Excerpts from a figure dataset

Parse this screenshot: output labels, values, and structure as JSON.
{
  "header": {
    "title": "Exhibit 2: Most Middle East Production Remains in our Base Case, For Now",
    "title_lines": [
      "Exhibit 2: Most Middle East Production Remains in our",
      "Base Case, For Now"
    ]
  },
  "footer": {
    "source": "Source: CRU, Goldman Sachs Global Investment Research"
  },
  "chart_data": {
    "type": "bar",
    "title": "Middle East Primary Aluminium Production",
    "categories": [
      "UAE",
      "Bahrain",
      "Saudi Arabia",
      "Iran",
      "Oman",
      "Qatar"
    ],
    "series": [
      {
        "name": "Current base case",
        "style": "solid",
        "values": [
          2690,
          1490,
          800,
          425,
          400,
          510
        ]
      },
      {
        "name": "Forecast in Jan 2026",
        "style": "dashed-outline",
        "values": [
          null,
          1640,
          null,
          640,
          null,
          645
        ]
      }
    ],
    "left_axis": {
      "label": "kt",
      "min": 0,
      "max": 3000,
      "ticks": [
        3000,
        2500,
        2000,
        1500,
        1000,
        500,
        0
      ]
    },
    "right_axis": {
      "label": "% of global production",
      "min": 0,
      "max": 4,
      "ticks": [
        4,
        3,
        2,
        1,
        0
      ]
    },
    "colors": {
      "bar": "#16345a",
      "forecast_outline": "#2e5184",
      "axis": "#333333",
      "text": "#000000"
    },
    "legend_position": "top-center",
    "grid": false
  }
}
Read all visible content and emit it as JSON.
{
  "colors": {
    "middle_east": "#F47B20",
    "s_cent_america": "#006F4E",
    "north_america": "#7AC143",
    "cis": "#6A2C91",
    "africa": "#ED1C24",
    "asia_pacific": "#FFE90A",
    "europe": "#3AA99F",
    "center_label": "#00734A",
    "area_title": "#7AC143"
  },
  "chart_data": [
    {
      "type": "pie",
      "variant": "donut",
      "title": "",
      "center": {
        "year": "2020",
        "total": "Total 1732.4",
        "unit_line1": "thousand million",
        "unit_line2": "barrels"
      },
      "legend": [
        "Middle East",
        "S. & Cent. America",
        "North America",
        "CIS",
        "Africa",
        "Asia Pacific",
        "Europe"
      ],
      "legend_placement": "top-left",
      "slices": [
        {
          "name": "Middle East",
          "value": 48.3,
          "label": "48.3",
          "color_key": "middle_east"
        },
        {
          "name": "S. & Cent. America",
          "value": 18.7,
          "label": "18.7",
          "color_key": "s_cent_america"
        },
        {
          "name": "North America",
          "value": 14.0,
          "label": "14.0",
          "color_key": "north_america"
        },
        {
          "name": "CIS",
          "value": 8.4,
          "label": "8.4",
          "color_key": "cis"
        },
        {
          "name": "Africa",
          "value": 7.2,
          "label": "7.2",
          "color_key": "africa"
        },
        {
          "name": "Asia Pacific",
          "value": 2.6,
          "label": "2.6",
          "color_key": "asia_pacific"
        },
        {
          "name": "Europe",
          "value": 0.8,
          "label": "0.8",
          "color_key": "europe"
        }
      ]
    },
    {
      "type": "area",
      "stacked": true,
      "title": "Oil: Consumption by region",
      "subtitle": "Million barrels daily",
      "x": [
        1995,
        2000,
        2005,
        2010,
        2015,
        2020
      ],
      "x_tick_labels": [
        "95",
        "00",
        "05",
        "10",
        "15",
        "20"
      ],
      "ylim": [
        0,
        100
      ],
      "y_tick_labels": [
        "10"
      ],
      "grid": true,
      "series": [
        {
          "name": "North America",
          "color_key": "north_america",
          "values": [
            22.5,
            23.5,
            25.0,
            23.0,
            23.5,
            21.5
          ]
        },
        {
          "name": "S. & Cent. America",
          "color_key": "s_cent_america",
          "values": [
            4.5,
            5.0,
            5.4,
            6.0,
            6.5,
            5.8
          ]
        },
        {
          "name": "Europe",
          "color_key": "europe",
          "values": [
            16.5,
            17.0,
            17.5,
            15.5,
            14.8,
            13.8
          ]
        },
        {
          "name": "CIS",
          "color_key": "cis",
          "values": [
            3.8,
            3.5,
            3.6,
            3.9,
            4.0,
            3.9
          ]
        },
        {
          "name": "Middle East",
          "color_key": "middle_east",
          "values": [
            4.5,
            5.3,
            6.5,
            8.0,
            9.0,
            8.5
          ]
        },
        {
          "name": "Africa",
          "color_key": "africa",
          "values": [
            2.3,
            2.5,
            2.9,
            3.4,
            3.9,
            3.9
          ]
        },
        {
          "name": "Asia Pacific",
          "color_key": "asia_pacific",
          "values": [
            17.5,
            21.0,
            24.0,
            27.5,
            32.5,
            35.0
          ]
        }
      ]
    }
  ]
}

> _Short task_:
Copy down the material exactly as written.

> _Finished answer_:
Parse this screenshot: output labels, values, and structure as JSON.
{
  "header": {
    "title": "Exhibit 2: Most Middle East Production Remains in our Base Case, For Now",
    "title_lines": [
      "Exhibit 2: Most Middle East Production Remains in our",
      "Base Case, For Now"
    ]
  },
  "footer": {
    "source": "Source: CRU, Goldman Sachs Global Investment Research"
  },
  "chart_data": {
    "type": "bar",
    "title": "Middle East Primary Aluminium Production",
    "categories": [
      "UAE",
      "Bahrain",
      "Saudi Arabia",
      "Iran",
      "Oman",
      "Qatar"
    ],
    "series": [
      {
        "name": "Current base case",
        "style": "solid",
        "values": [
          2690,
          1490,
          800,
          425,
          400,
          510
        ]
      },
      {
        "name": "Forecast in Jan 2026",
        "style": "dashed-outline",
        "values": [
          null,
          1640,
          null,
          640,
          null,
          645
        ]
      }
    ],
    "left_axis": {
      "label": "kt",
      "min": 0,
      "max": 3000,
      "ticks": [
        3000,
        2500,
        2000,
        1500,
        1000,
        500,
        0
      ]
    },
    "right_axis": {
      "label": "% of global production",
      "min": 0,
      "max": 4,
      "ticks": [
        4,
        3,
        2,
        1,
        0
      ]
    },
    "colors": {
      "bar": "#16345a",
      "forecast_outline": "#2e5184",
      "axis": "#333333",
      "text": "#000000"
    },
    "legend_position": "top-center",
    "grid": false
  }
}
Read all visible content and emit it as JSON.
{
  "colors": {
    "middle_east": "#F47B20",
    "s_cent_america": "#006F4E",
    "north_america": "#7AC143",
    "cis": "#6A2C91",
    "africa": "#ED1C24",
    "asia_pacific": "#FFE90A",
    "europe": "#3AA99F",
    "center_label": "#00734A",
    "area_title": "#7AC143"
  },
  "chart_data": [
    {
      "type": "pie",
      "variant": "donut",
      "title": "",
      "center": {
        "year": "2020",
        "total": "Total 1732.4",
        "unit_line1": "thousand million",
        "unit_line2": "barrels"
      },
      "legend": [
        "Middle East",
        "S. & Cent. America",
        "North America",
        "CIS",
        "Africa",
        "Asia Pacific",
        "Europe"
      ],
      "legend_placement": "top-left",
      "slices": [
        {
          "name": "Middle East",
          "value": 48.3,
          "label": "48.3",
          "color_key": "middle_east"
        },
        {
          "name": "S. & Cent. America",
          "value": 18.7,
          "label": "18.7",
          "color_key": "s_cent_america"
        },
        {
          "name": "North America",
          "value": 14.0,
          "label": "14.0",
          "color_key": "north_america"
        },
        {
          "name": "CIS",
          "value": 8.4,
          "label": "8.4",
          "color_key": "cis"
        },
        {
          "name": "Africa",
          "value": 7.2,
          "label": "7.2",
          "color_key": "africa"
        },
        {
          "name": "Asia Pacific",
          "value": 2.6,
          "label": "2.6",
          "color_key": "asia_pacific"
        },
        {
          "name": "Europe",
          "value": 0.8,
          "label": "0.8",
          "color_key": "europe"
        }
      ]
    },
    {
      "type": "area",
      "stacked": true,
      "title": "Oil: Consumption by region",
      "subtitle": "Million barrels daily",
      "x": [
        1995,
        2000,
        2005,
        2010,
        2015,
        2020
      ],
      "x_tick_labels": [
        "95",
        "00",
        "05",
        "10",
        "15",
        "20"
      ],
      "ylim": [
        0,
        100
      ],
      "y_tick_labels": [
        "10"
      ],
      "grid": true,
      "series": [
        {
          "name": "North America",
          "color_key": "north_america",
          "values": [
            22.5,
            23.5,
            25.0,
            23.0,
            23.5,
            21.5
          ]
        },
        {
          "name": "S. & Cent. America",
          "color_key": "s_cent_america",
          "values": [
            4.5,
            5.0,
            5.4,
            6.0,
            6.5,
            5.8
          ]
        },
        {
          "name": "Europe",
          "color_key": "europe",
          "values": [
            16.5,
            17.0,
            17.5,
            15.5,
            14.8,
            13.8
          ]
        },
        {
          "name": "CIS",
          "color_key": "cis",
          "values": [
            3.8,
            3.5,
            3.6,
            3.9,
            4.0,
            3.9
          ]
        },
        {
          "name": "Middle East",
          "color_key": "middle_east",
          "values": [
            4.5,
            5.3,
            6.5,
            8.0,
            9.0,
            8.5
          ]
        },
        {
          "name": "Africa",
          "color_key": "africa",
          "values": [
            2.3,
            2.5,
            2.9,
            3.4,
            3.9,
            3.9
          ]
        },
        {
          "name": "Asia Pacific",
          "color_key": "asia_pacific",
          "values": [
            17.5,
            21.0,
            24.0,
            27.5,
            32.5,
            35.0
          ]
        }
      ]
    }
  ]
}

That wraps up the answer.